● **Goal**: Return every line of the records below verbatim, with no pictures in the copy.

## start Dataset rows

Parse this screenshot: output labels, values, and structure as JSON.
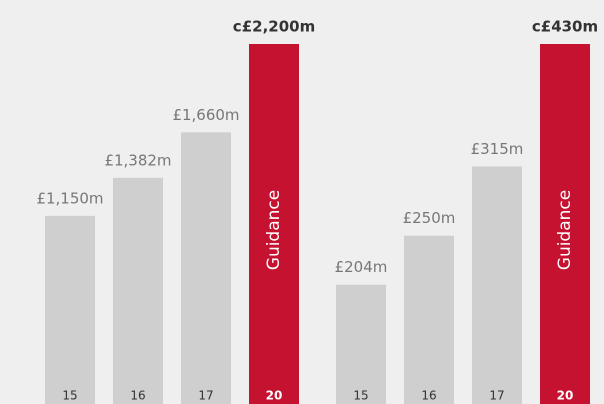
{
  "chart_data": [
    {
      "type": "bar",
      "categories": [
        "15",
        "16",
        "17",
        "20"
      ],
      "values": [
        1150,
        1382,
        1660,
        2200
      ],
      "value_labels": [
        "£1,150m",
        "£1,382m",
        "£1,660m",
        "c£2,200m"
      ],
      "colors": [
        "#cfcfcf",
        "#cfcfcf",
        "#cfcfcf",
        "#c41230"
      ],
      "annotation": "Guidance",
      "ylim": [
        0,
        2200
      ]
    },
    {
      "type": "bar",
      "categories": [
        "15",
        "16",
        "17",
        "20"
      ],
      "values": [
        204,
        250,
        315,
        430
      ],
      "value_labels": [
        "£204m",
        "£250m",
        "£315m",
        "c£430m"
      ],
      "colors": [
        "#cfcfcf",
        "#cfcfcf",
        "#cfcfcf",
        "#c41230"
      ],
      "annotation": "Guidance",
      "ylim": [
        92,
        430
      ]
    }
  ]
}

## end Dataset rows

● **Completed task**:
Parse this screenshot: output labels, values, and structure as JSON.
{
  "chart_data": [
    {
      "type": "bar",
      "categories": [
        "15",
        "16",
        "17",
        "20"
      ],
      "values": [
        1150,
        1382,
        1660,
        2200
      ],
      "value_labels": [
        "£1,150m",
        "£1,382m",
        "£1,660m",
        "c£2,200m"
      ],
      "colors": [
        "#cfcfcf",
        "#cfcfcf",
        "#cfcfcf",
        "#c41230"
      ],
      "annotation": "Guidance",
      "ylim": [
        0,
        2200
      ]
    },
    {
      "type": "bar",
      "categories": [
        "15",
        "16",
        "17",
        "20"
      ],
      "values": [
        204,
        250,
        315,
        430
      ],
      "value_labels": [
        "£204m",
        "£250m",
        "£315m",
        "c£430m"
      ],
      "colors": [
        "#cfcfcf",
        "#cfcfcf",
        "#cfcfcf",
        "#c41230"
      ],
      "annotation": "Guidance",
      "ylim": [
        92,
        430
      ]
    }
  ]
}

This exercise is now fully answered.